What you have to do: Go through the listing beneath this task and return every line that carries the string "built".

[Extracted data entries]
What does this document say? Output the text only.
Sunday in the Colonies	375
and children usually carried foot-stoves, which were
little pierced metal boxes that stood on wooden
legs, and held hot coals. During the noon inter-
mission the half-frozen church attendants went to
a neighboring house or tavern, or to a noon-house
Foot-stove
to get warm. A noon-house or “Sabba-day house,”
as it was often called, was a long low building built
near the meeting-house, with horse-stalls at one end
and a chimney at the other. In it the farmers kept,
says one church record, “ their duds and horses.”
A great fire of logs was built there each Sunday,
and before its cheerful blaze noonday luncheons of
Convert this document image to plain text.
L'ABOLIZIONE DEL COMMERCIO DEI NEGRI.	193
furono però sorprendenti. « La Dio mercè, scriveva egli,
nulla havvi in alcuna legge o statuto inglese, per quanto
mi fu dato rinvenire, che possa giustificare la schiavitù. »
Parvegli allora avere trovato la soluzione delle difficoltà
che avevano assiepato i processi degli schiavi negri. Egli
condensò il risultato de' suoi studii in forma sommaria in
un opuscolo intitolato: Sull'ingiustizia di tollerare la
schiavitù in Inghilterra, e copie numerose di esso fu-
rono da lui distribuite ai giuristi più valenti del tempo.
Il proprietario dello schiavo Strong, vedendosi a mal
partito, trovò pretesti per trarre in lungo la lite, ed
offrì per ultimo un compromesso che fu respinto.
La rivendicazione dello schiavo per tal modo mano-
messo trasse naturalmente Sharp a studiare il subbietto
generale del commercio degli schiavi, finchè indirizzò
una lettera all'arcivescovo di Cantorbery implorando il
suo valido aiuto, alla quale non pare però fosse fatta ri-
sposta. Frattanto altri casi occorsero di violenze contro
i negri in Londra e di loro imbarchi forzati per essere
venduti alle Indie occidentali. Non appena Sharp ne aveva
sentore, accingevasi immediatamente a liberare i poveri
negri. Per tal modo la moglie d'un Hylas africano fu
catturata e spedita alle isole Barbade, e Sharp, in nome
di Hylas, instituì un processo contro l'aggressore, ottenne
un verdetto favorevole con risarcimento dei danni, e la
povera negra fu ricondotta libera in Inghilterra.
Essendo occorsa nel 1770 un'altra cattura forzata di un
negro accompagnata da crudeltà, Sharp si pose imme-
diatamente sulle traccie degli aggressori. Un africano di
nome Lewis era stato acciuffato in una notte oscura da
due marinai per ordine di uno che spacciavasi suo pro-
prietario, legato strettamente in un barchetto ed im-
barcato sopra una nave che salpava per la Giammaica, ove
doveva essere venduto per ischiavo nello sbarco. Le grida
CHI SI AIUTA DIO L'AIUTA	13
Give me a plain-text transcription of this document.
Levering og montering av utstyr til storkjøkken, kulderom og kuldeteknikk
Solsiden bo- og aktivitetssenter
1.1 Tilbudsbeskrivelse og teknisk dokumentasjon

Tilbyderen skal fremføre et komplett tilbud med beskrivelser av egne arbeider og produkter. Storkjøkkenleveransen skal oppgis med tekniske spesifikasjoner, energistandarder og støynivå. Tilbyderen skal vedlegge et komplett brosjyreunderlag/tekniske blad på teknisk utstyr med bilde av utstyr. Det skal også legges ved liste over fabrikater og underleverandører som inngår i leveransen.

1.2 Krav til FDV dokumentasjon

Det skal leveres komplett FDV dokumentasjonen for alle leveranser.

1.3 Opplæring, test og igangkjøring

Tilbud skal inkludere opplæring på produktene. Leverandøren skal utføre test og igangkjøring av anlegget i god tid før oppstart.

Finished task:
as it was often called, was a long low building built
A great fire of logs was built there each Sunday,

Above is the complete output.